What the task asks
Copy each line below in which the string "formule" occurs.

The records

>> begin

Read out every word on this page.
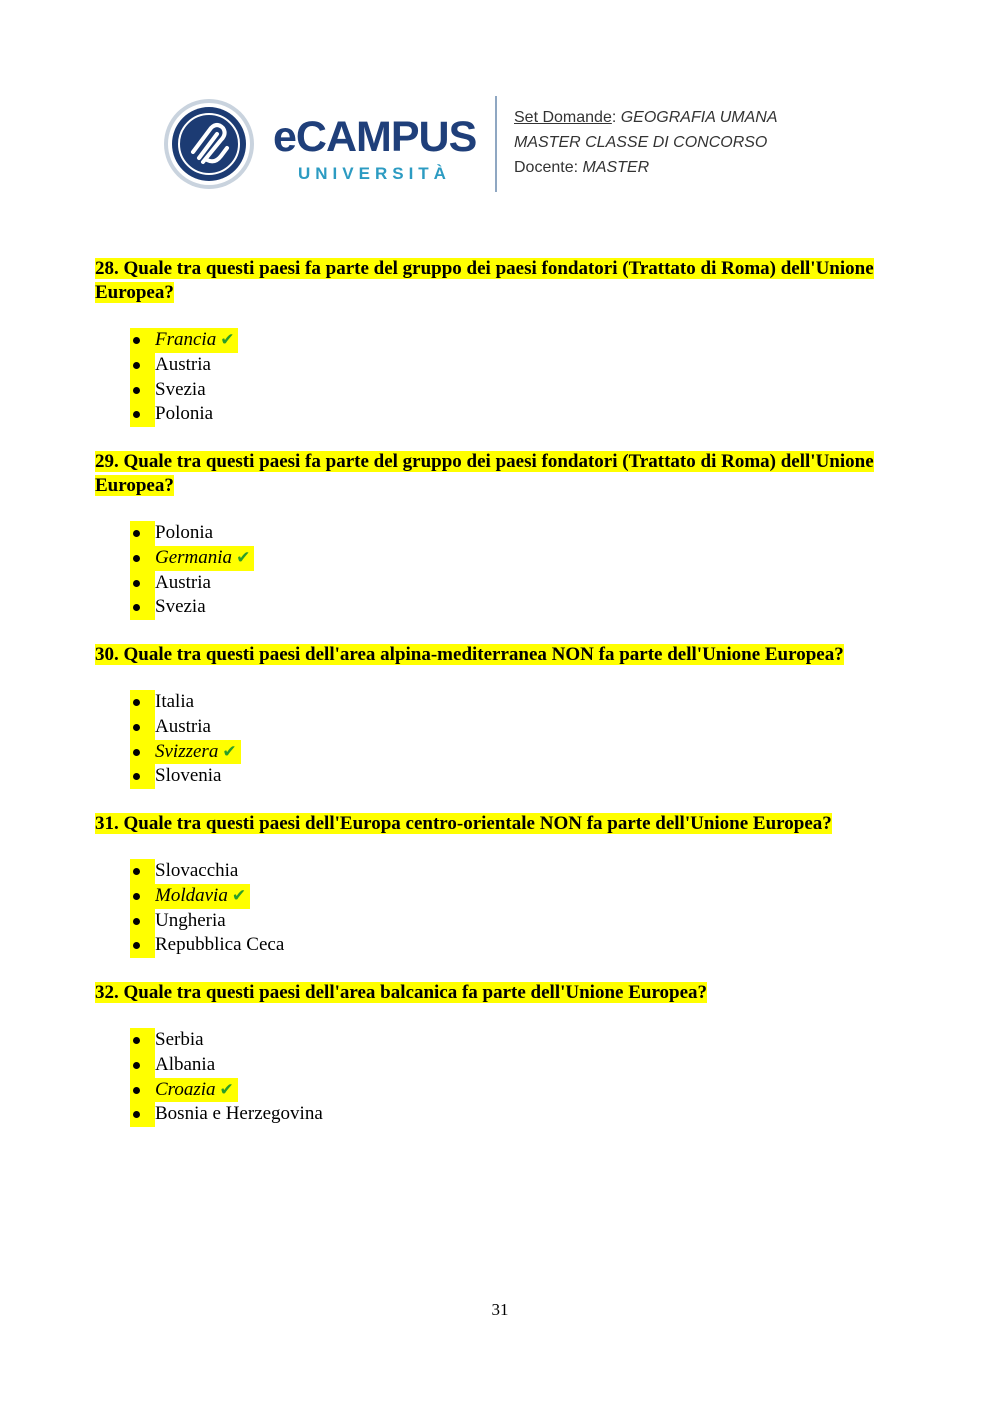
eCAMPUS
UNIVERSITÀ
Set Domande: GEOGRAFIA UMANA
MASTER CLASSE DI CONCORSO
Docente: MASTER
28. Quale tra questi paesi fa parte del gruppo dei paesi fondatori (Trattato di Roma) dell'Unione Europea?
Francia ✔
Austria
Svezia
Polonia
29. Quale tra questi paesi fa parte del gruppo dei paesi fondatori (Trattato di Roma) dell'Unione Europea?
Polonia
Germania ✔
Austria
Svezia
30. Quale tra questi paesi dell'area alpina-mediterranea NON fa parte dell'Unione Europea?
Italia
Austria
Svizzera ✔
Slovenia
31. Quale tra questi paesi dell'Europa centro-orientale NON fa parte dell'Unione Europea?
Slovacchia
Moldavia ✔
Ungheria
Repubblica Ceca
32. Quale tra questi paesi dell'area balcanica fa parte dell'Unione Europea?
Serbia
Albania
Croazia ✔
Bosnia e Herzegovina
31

>> end
>> begin

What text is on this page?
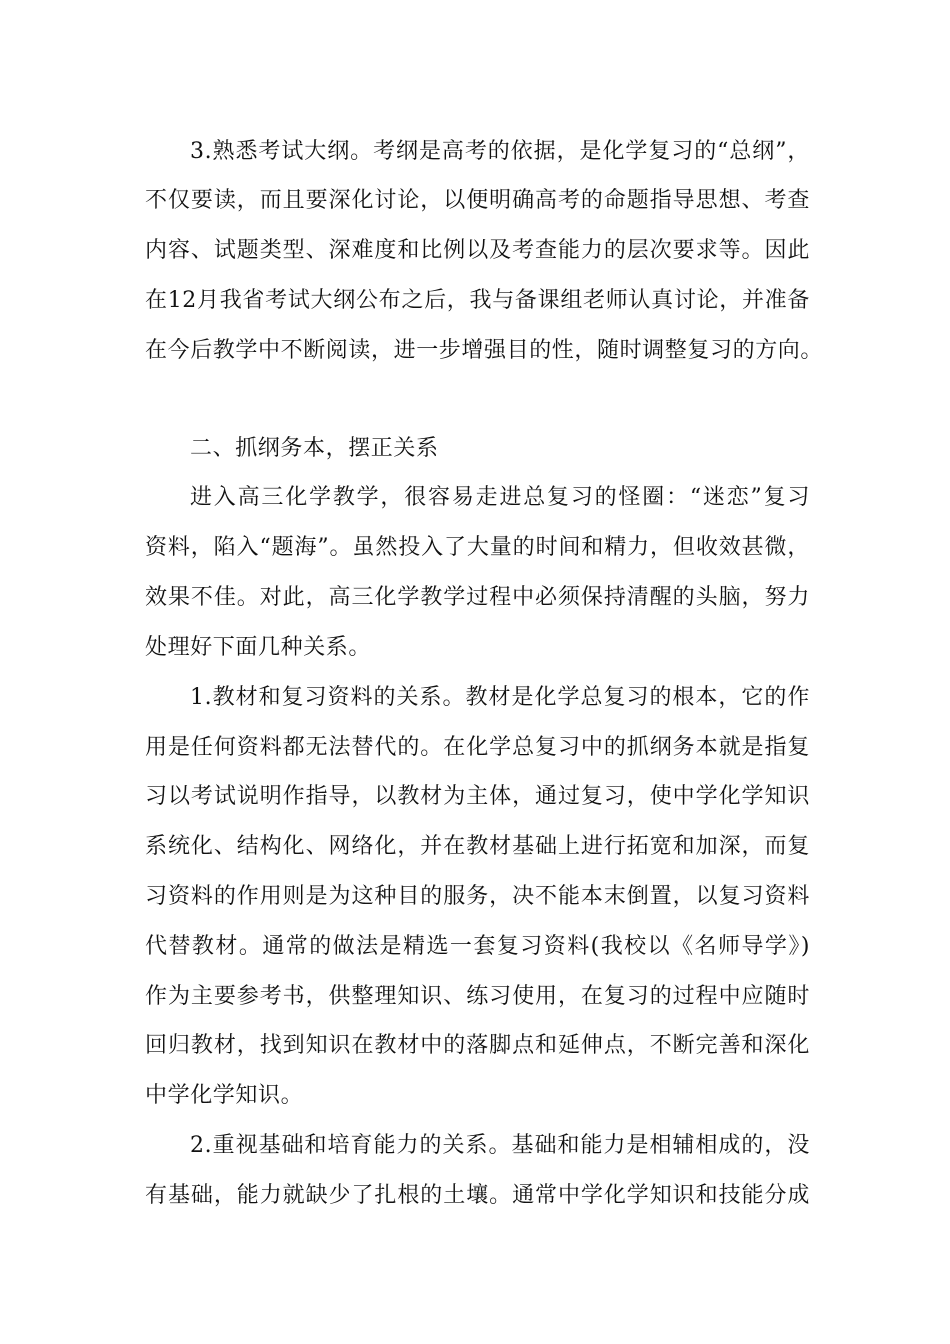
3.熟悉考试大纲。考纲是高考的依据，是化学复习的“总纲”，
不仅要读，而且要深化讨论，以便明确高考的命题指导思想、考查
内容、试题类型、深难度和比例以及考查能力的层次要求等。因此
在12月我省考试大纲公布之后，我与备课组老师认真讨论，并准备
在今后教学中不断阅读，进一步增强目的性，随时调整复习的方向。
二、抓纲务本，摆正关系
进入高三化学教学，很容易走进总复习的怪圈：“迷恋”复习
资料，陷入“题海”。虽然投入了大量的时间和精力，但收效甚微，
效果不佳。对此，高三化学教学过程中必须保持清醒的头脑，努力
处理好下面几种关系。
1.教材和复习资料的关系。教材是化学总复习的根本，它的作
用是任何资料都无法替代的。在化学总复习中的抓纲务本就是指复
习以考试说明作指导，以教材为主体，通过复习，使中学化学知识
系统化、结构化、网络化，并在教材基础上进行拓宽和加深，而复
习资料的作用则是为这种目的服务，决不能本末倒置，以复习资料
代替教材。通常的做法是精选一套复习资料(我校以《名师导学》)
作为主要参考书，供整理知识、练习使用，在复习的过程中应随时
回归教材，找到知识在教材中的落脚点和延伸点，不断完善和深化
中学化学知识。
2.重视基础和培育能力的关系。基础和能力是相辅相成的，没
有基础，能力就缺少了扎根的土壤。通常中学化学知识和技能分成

>> end
>> begin

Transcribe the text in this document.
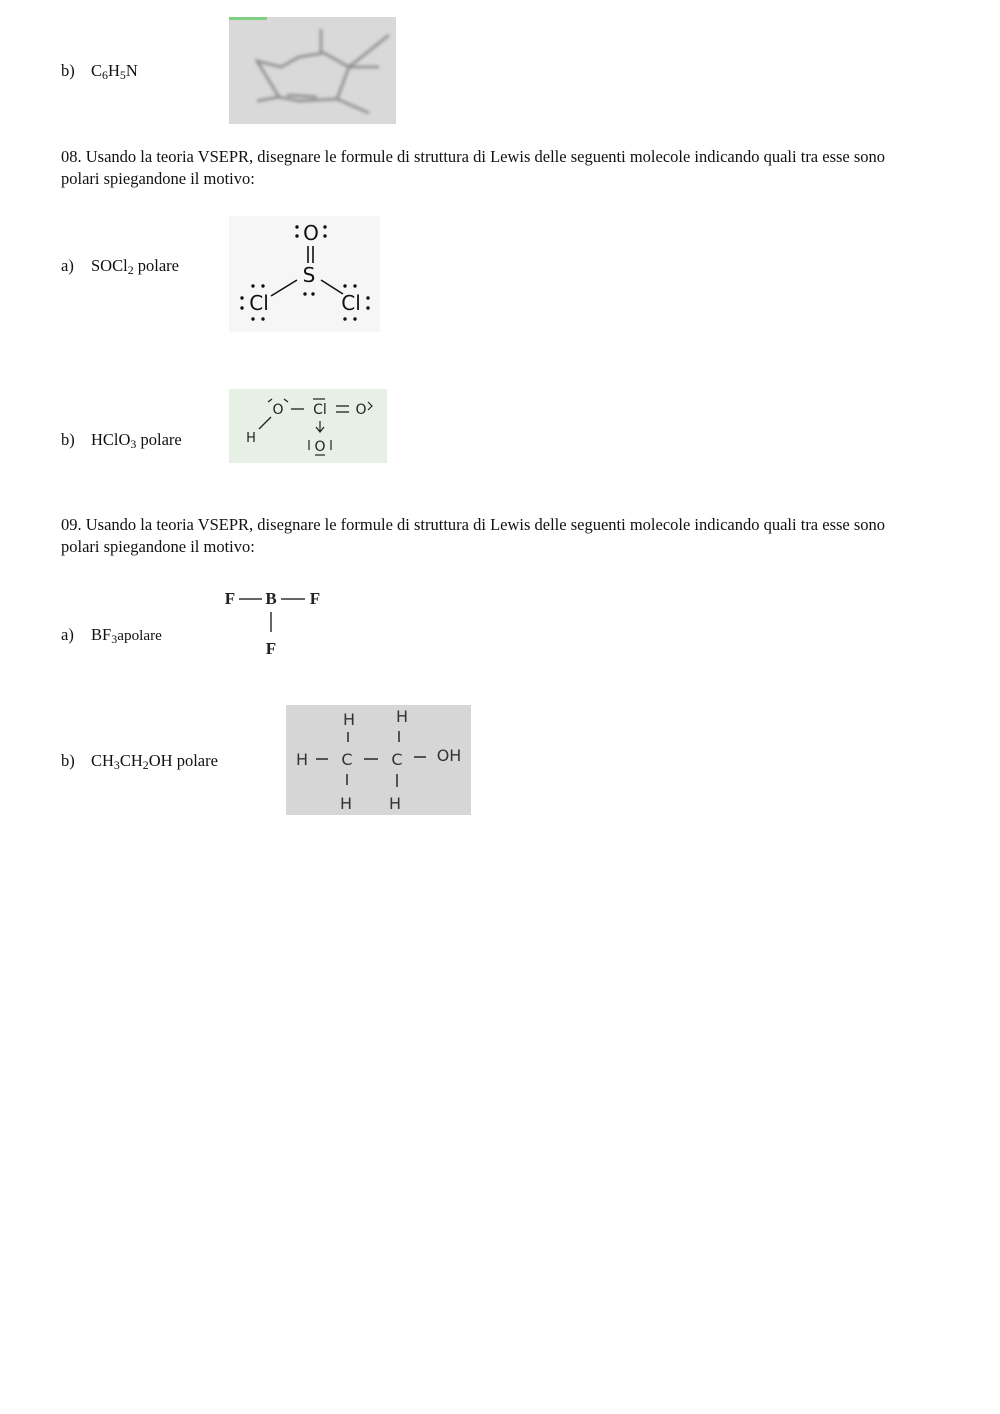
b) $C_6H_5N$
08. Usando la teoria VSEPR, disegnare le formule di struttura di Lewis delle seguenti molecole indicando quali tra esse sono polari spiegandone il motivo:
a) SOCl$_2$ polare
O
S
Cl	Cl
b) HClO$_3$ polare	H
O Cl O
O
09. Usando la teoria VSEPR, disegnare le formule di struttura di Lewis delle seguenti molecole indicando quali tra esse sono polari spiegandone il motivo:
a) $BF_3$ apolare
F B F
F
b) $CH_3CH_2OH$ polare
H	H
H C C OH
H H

>> end

Solution
08. Usando la teoria VSEPR, disegnare le formule di struttura di Lewis delle seguenti molecole indicando quali tra esse sono polari spiegandone il motivo:
09. Usando la teoria VSEPR, disegnare le formule di struttura di Lewis delle seguenti molecole indicando quali tra esse sono polari spiegandone il motivo:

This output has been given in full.